**TO BE DONE**
Copy the data that follows exactly. Include no pictures.

**SUPPLIED INFORMATION**
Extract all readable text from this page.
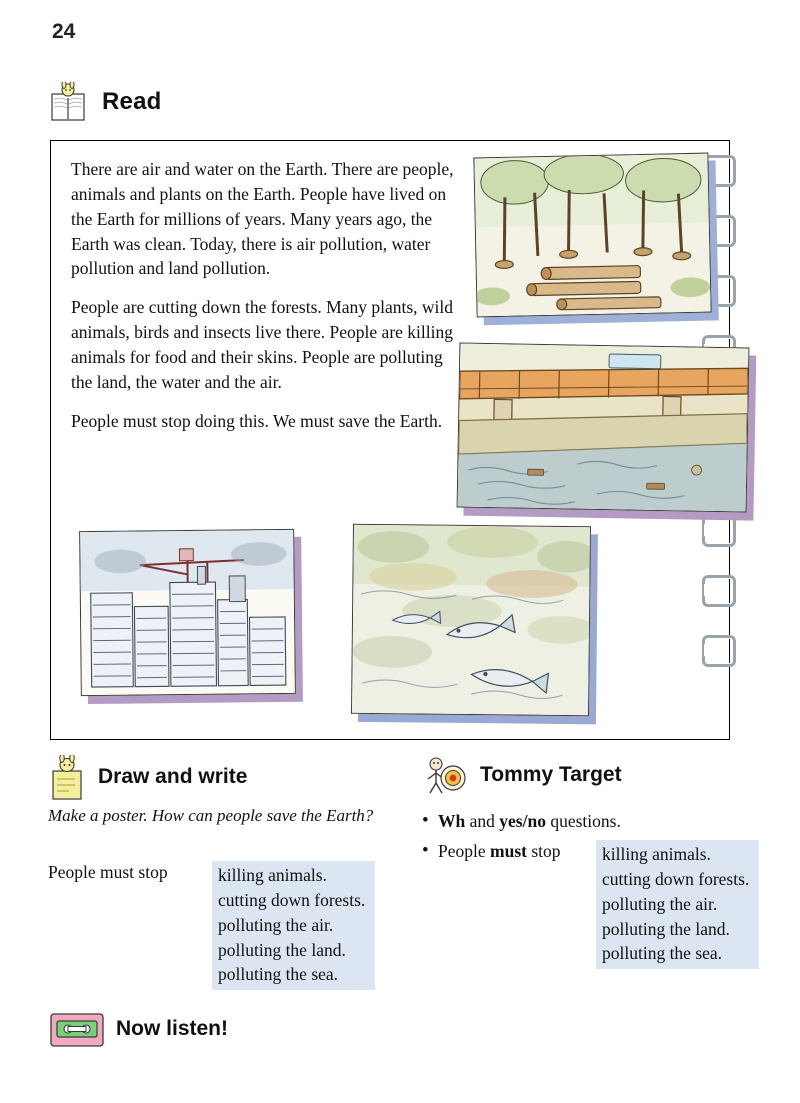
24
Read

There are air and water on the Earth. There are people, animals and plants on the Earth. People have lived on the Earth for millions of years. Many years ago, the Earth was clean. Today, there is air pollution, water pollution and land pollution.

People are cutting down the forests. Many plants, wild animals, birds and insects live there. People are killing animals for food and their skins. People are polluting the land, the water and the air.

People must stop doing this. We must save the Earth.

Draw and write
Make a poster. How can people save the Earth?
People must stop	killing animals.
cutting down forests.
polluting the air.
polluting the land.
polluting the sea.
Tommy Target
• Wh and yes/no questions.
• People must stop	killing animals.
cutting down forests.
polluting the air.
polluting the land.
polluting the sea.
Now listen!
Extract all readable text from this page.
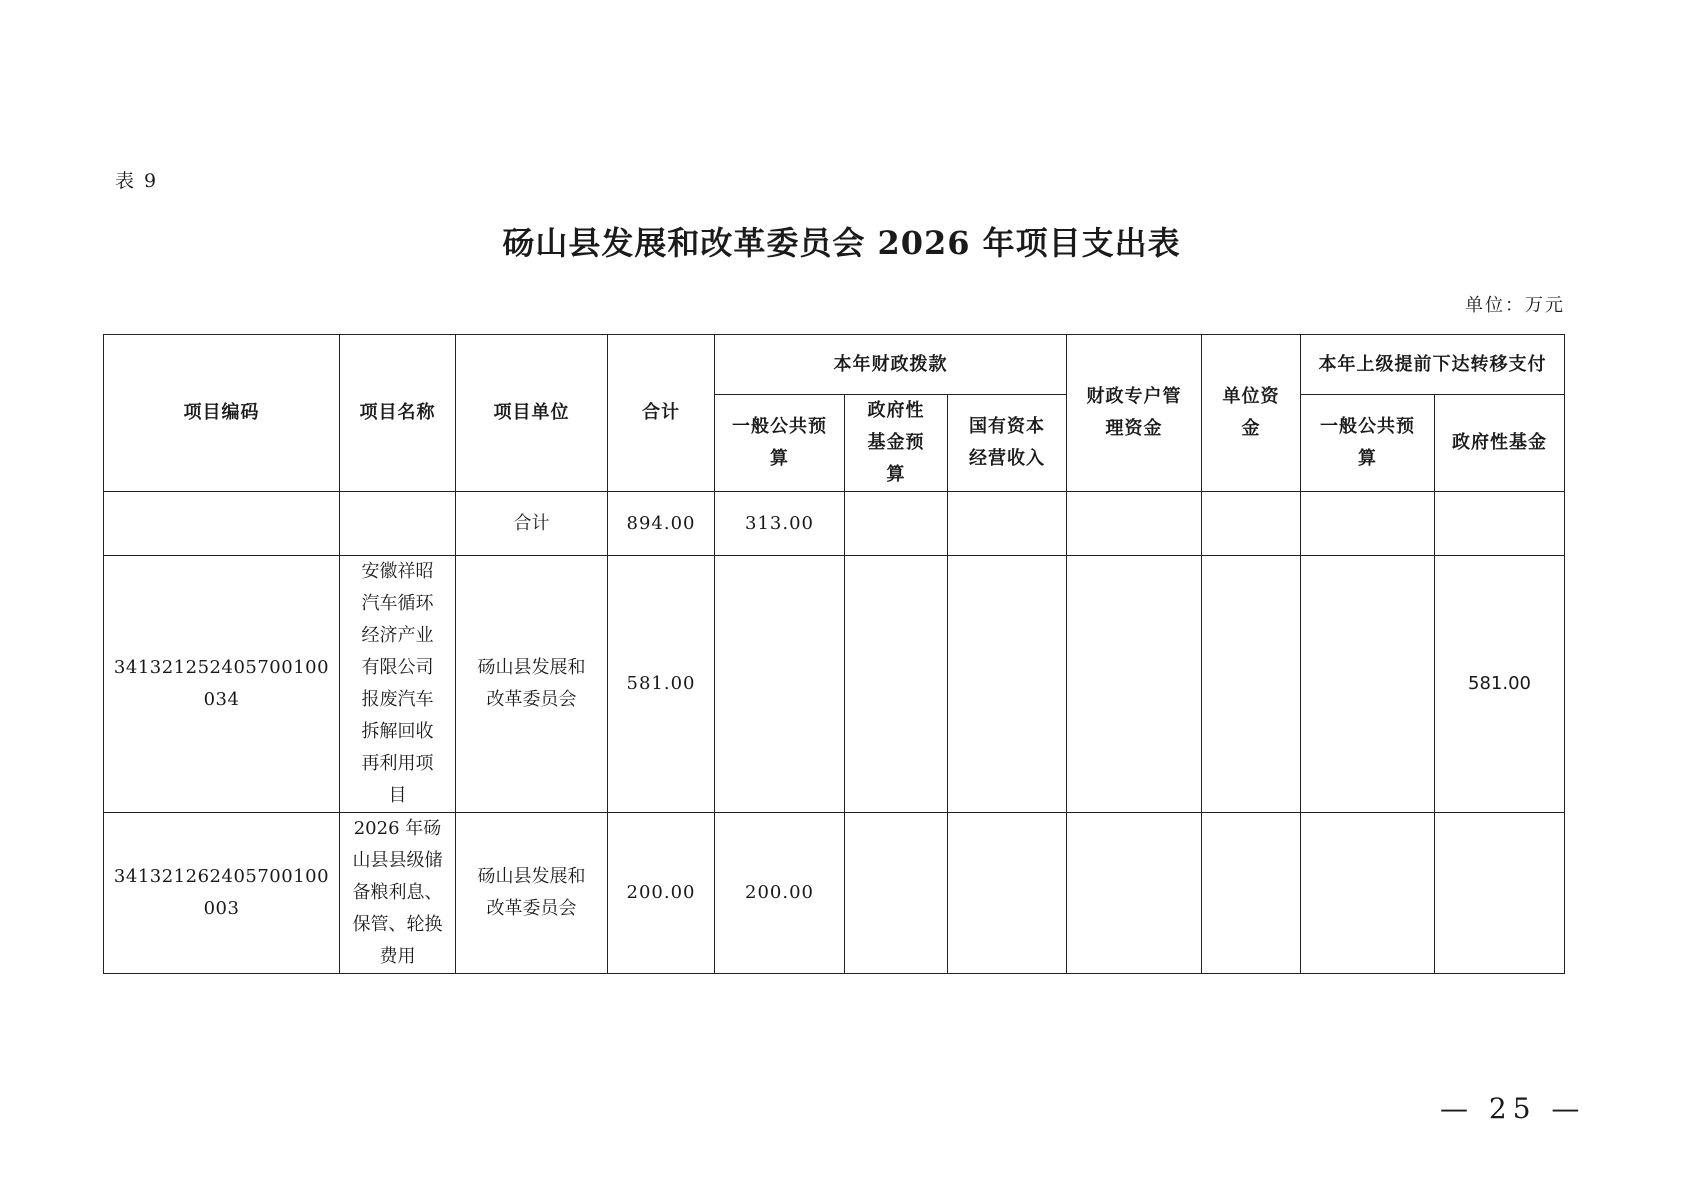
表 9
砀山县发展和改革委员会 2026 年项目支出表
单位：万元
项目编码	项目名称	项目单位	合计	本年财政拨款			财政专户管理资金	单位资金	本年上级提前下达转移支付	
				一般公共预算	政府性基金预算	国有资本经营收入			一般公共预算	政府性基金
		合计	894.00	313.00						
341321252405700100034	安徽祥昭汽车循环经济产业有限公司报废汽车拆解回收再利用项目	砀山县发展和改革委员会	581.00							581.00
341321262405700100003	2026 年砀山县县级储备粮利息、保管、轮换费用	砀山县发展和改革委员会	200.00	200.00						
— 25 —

**EXPECTED ANSWER**
Extract all readable text from this page.
24
Read

There are air and water on the Earth. There are people, animals and plants on the Earth. People have lived on the Earth for millions of years. Many years ago, the Earth was clean. Today, there is air pollution, water pollution and land pollution.

People are cutting down the forests. Many plants, wild animals, birds and insects live there. People are killing animals for food and their skins. People are polluting the land, the water and the air.

People must stop doing this. We must save the Earth.

Draw and write
Make a poster. How can people save the Earth?
People must stop	killing animals.
cutting down forests.
polluting the air.
polluting the land.
polluting the sea.
Tommy Target
• Wh and yes/no questions.
• People must stop	killing animals.
cutting down forests.
polluting the air.
polluting the land.
polluting the sea.
Now listen!
Extract all readable text from this page.
表 9
砀山县发展和改革委员会 2026 年项目支出表
单位：万元
项目编码	项目名称	项目单位	合计	本年财政拨款			财政专户管理资金	单位资金	本年上级提前下达转移支付	
				一般公共预算	政府性基金预算	国有资本经营收入			一般公共预算	政府性基金
		合计	894.00	313.00						
341321252405700100034	安徽祥昭汽车循环经济产业有限公司报废汽车拆解回收再利用项目	砀山县发展和改革委员会	581.00							581.00
341321262405700100003	2026 年砀山县县级储备粮利息、保管、轮换费用	砀山县发展和改革委员会	200.00	200.00						
— 25 —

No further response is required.